→ Required task:
Images are not part of the copy; write out the rest of the data exactly as given.

[Entries from a visual dataset]
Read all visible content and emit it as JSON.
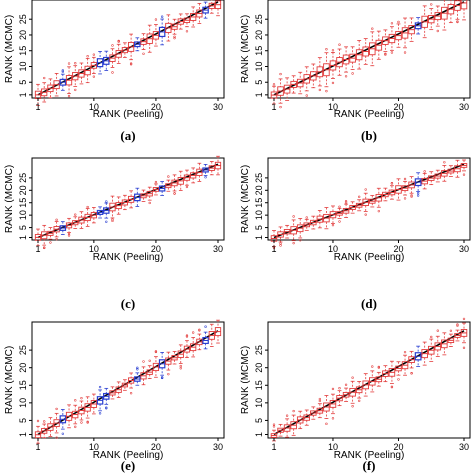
{
  "chart_data": [
    {
      "type": "box",
      "panel_label": "(a)",
      "xlabel": "RANK (Peeling)",
      "ylabel": "RANK (MCMC)",
      "x_ticks": [
        1,
        10,
        20,
        30
      ],
      "y_ticks": [
        1,
        5,
        10,
        15,
        20,
        25
      ],
      "xlim": [
        1,
        30
      ],
      "ylim": [
        0,
        33
      ],
      "highlight_color": "#2a3fd1",
      "base_color": "#e23b3b",
      "blue_boxes": [
        5,
        11,
        12,
        17,
        21,
        28
      ],
      "spread": 4,
      "reference_line": true
    },
    {
      "type": "box",
      "panel_label": "(b)",
      "xlabel": "RANK (Peeling)",
      "ylabel": "RANK (MCMC)",
      "x_ticks": [
        1,
        10,
        20,
        30
      ],
      "y_ticks": [
        1,
        5,
        10,
        15,
        20,
        25
      ],
      "xlim": [
        1,
        30
      ],
      "ylim": [
        0,
        33
      ],
      "highlight_color": "#2a3fd1",
      "base_color": "#e23b3b",
      "blue_boxes": [
        23
      ],
      "spread": 5,
      "reference_line": true
    },
    {
      "type": "box",
      "panel_label": "(c)",
      "xlabel": "RANK (Peeling)",
      "ylabel": "RANK (MCMC)",
      "x_ticks": [
        1,
        10,
        20,
        30
      ],
      "y_ticks": [
        1,
        5,
        10,
        15,
        20,
        25
      ],
      "xlim": [
        1,
        30
      ],
      "ylim": [
        0,
        33
      ],
      "highlight_color": "#2a3fd1",
      "base_color": "#e23b3b",
      "blue_boxes": [
        5,
        11,
        12,
        17,
        21,
        28
      ],
      "spread": 4,
      "reference_line": true
    },
    {
      "type": "box",
      "panel_label": "(d)",
      "xlabel": "RANK (Peeling)",
      "ylabel": "RANK (MCMC)",
      "x_ticks": [
        1,
        10,
        20,
        30
      ],
      "y_ticks": [
        1,
        5,
        10,
        15,
        20,
        25
      ],
      "xlim": [
        1,
        30
      ],
      "ylim": [
        0,
        33
      ],
      "highlight_color": "#2a3fd1",
      "base_color": "#e23b3b",
      "blue_boxes": [
        23
      ],
      "spread": 4,
      "reference_line": true
    },
    {
      "type": "box",
      "panel_label": "(e)",
      "xlabel": "RANK (Peeling)",
      "ylabel": "RANK (MCMC)",
      "x_ticks": [
        1,
        10,
        20,
        30
      ],
      "y_ticks": [
        1,
        5,
        10,
        15,
        20,
        25
      ],
      "xlim": [
        1,
        30
      ],
      "ylim": [
        0,
        33
      ],
      "highlight_color": "#2a3fd1",
      "base_color": "#e23b3b",
      "blue_boxes": [
        5,
        11,
        12,
        17,
        21,
        28
      ],
      "spread": 3,
      "reference_line": true
    },
    {
      "type": "box",
      "panel_label": "(f)",
      "xlabel": "RANK (Peeling)",
      "ylabel": "RANK (MCMC)",
      "x_ticks": [
        1,
        10,
        20,
        30
      ],
      "y_ticks": [
        1,
        5,
        10,
        15,
        20,
        25
      ],
      "xlim": [
        1,
        30
      ],
      "ylim": [
        0,
        33
      ],
      "highlight_color": "#2a3fd1",
      "base_color": "#e23b3b",
      "blue_boxes": [
        23
      ],
      "spread": 3,
      "reference_line": true
    }
  ]
}
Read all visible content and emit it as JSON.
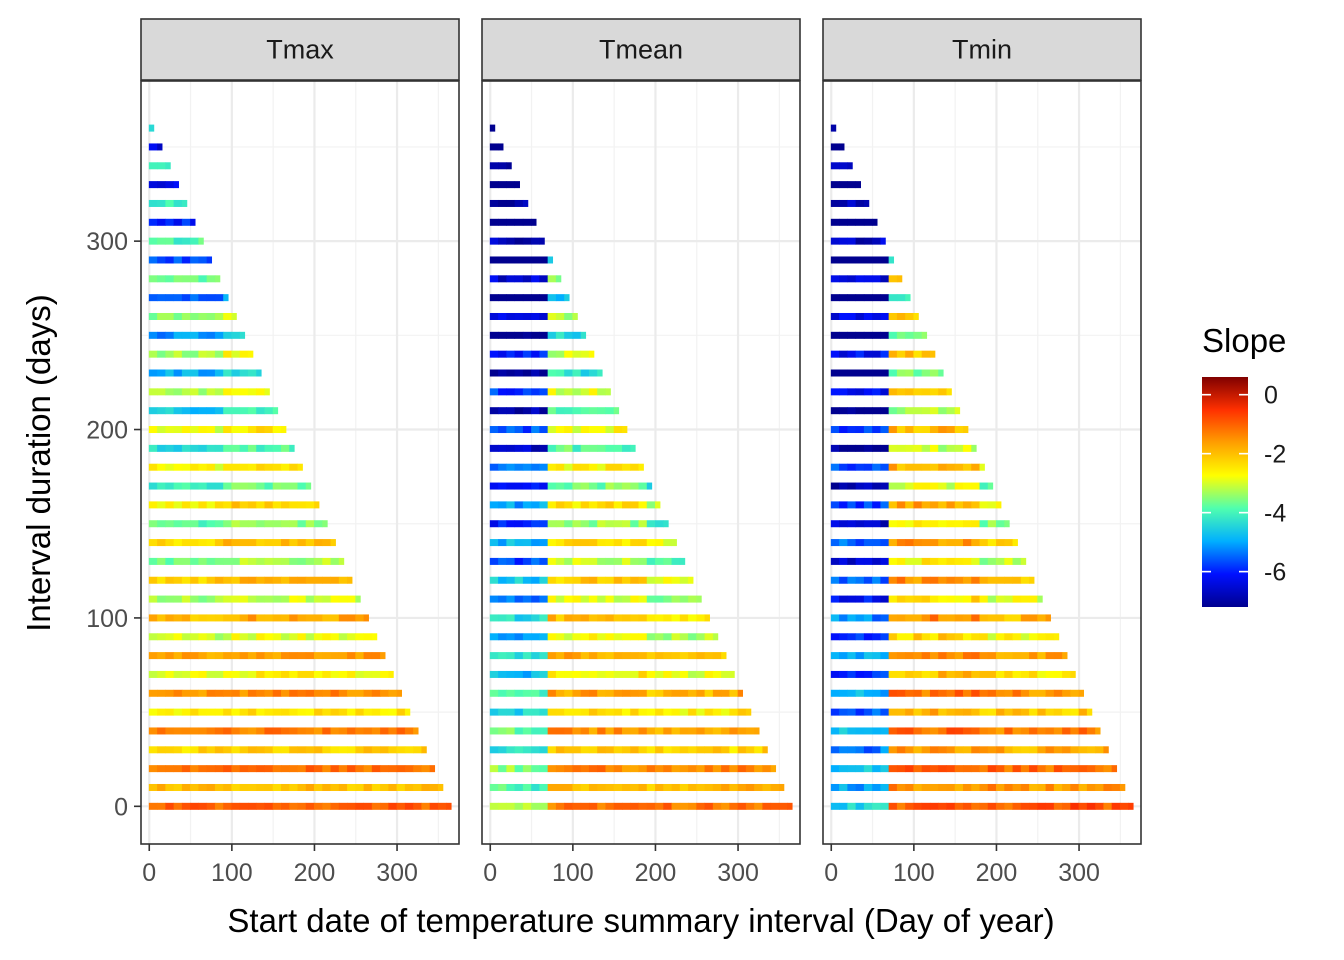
{
  "chart_data": {
    "type": "heatmap",
    "facets": [
      "Tmax",
      "Tmean",
      "Tmin"
    ],
    "xlabel": "Start date of temperature summary interval (Day of year)",
    "ylabel": "Interval duration (days)",
    "xlim": [
      -10,
      375
    ],
    "ylim": [
      -20,
      385
    ],
    "x_ticks": [
      0,
      100,
      200,
      300
    ],
    "y_ticks": [
      0,
      100,
      200,
      300
    ],
    "row_spacing_days": 10,
    "start_step_days": 10,
    "legend": {
      "title": "Slope",
      "range": [
        -7.2,
        0.6
      ],
      "ticks": [
        0,
        -2,
        -4,
        -6
      ],
      "colors": [
        "#00008F",
        "#0010FF",
        "#00AFFF",
        "#4FFFAF",
        "#FFFF00",
        "#FF9F00",
        "#FF3000",
        "#800000"
      ]
    },
    "description": "Each row is an interval duration (0 to 360 days, step 10); each cell is a start day (0 to 365 - duration). Slope values approximate the colour field in the original figure.",
    "panel_summaries": [
      {
        "facet": "Tmax",
        "short_interval_slope": -0.8,
        "long_interval_slope_range": [
          -4.5,
          -3.0
        ]
      },
      {
        "facet": "Tmean",
        "short_interval_slope": -1.2,
        "long_interval_slope_range": [
          -7.0,
          -3.5
        ]
      },
      {
        "facet": "Tmin",
        "short_interval_slope": -0.7,
        "long_interval_slope_range": [
          -6.3,
          -2.5
        ]
      }
    ]
  }
}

→ Reply to the task:
Read all visible content and emit it as JSON.
{
  "chart_data": [
    {
      "type": "box",
      "panel_label": "(a)",
      "xlabel": "RANK (Peeling)",
      "ylabel": "RANK (MCMC)",
      "x_ticks": [
        1,
        10,
        20,
        30
      ],
      "y_ticks": [
        1,
        5,
        10,
        15,
        20,
        25
      ],
      "xlim": [
        1,
        30
      ],
      "ylim": [
        0,
        33
      ],
      "highlight_color": "#2a3fd1",
      "base_color": "#e23b3b",
      "blue_boxes": [
        5,
        11,
        12,
        17,
        21,
        28
      ],
      "spread": 4,
      "reference_line": true
    },
    {
      "type": "box",
      "panel_label": "(b)",
      "xlabel": "RANK (Peeling)",
      "ylabel": "RANK (MCMC)",
      "x_ticks": [
        1,
        10,
        20,
        30
      ],
      "y_ticks": [
        1,
        5,
        10,
        15,
        20,
        25
      ],
      "xlim": [
        1,
        30
      ],
      "ylim": [
        0,
        33
      ],
      "highlight_color": "#2a3fd1",
      "base_color": "#e23b3b",
      "blue_boxes": [
        23
      ],
      "spread": 5,
      "reference_line": true
    },
    {
      "type": "box",
      "panel_label": "(c)",
      "xlabel": "RANK (Peeling)",
      "ylabel": "RANK (MCMC)",
      "x_ticks": [
        1,
        10,
        20,
        30
      ],
      "y_ticks": [
        1,
        5,
        10,
        15,
        20,
        25
      ],
      "xlim": [
        1,
        30
      ],
      "ylim": [
        0,
        33
      ],
      "highlight_color": "#2a3fd1",
      "base_color": "#e23b3b",
      "blue_boxes": [
        5,
        11,
        12,
        17,
        21,
        28
      ],
      "spread": 4,
      "reference_line": true
    },
    {
      "type": "box",
      "panel_label": "(d)",
      "xlabel": "RANK (Peeling)",
      "ylabel": "RANK (MCMC)",
      "x_ticks": [
        1,
        10,
        20,
        30
      ],
      "y_ticks": [
        1,
        5,
        10,
        15,
        20,
        25
      ],
      "xlim": [
        1,
        30
      ],
      "ylim": [
        0,
        33
      ],
      "highlight_color": "#2a3fd1",
      "base_color": "#e23b3b",
      "blue_boxes": [
        23
      ],
      "spread": 4,
      "reference_line": true
    },
    {
      "type": "box",
      "panel_label": "(e)",
      "xlabel": "RANK (Peeling)",
      "ylabel": "RANK (MCMC)",
      "x_ticks": [
        1,
        10,
        20,
        30
      ],
      "y_ticks": [
        1,
        5,
        10,
        15,
        20,
        25
      ],
      "xlim": [
        1,
        30
      ],
      "ylim": [
        0,
        33
      ],
      "highlight_color": "#2a3fd1",
      "base_color": "#e23b3b",
      "blue_boxes": [
        5,
        11,
        12,
        17,
        21,
        28
      ],
      "spread": 3,
      "reference_line": true
    },
    {
      "type": "box",
      "panel_label": "(f)",
      "xlabel": "RANK (Peeling)",
      "ylabel": "RANK (MCMC)",
      "x_ticks": [
        1,
        10,
        20,
        30
      ],
      "y_ticks": [
        1,
        5,
        10,
        15,
        20,
        25
      ],
      "xlim": [
        1,
        30
      ],
      "ylim": [
        0,
        33
      ],
      "highlight_color": "#2a3fd1",
      "base_color": "#e23b3b",
      "blue_boxes": [
        23
      ],
      "spread": 3,
      "reference_line": true
    }
  ]
}
Read all visible content and emit it as JSON.
{
  "chart_data": {
    "type": "heatmap",
    "facets": [
      "Tmax",
      "Tmean",
      "Tmin"
    ],
    "xlabel": "Start date of temperature summary interval (Day of year)",
    "ylabel": "Interval duration (days)",
    "xlim": [
      -10,
      375
    ],
    "ylim": [
      -20,
      385
    ],
    "x_ticks": [
      0,
      100,
      200,
      300
    ],
    "y_ticks": [
      0,
      100,
      200,
      300
    ],
    "row_spacing_days": 10,
    "start_step_days": 10,
    "legend": {
      "title": "Slope",
      "range": [
        -7.2,
        0.6
      ],
      "ticks": [
        0,
        -2,
        -4,
        -6
      ],
      "colors": [
        "#00008F",
        "#0010FF",
        "#00AFFF",
        "#4FFFAF",
        "#FFFF00",
        "#FF9F00",
        "#FF3000",
        "#800000"
      ]
    },
    "description": "Each row is an interval duration (0 to 360 days, step 10); each cell is a start day (0 to 365 - duration). Slope values approximate the colour field in the original figure.",
    "panel_summaries": [
      {
        "facet": "Tmax",
        "short_interval_slope": -0.8,
        "long_interval_slope_range": [
          -4.5,
          -3.0
        ]
      },
      {
        "facet": "Tmean",
        "short_interval_slope": -1.2,
        "long_interval_slope_range": [
          -7.0,
          -3.5
        ]
      },
      {
        "facet": "Tmin",
        "short_interval_slope": -0.7,
        "long_interval_slope_range": [
          -6.3,
          -2.5
        ]
      }
    ]
  }
}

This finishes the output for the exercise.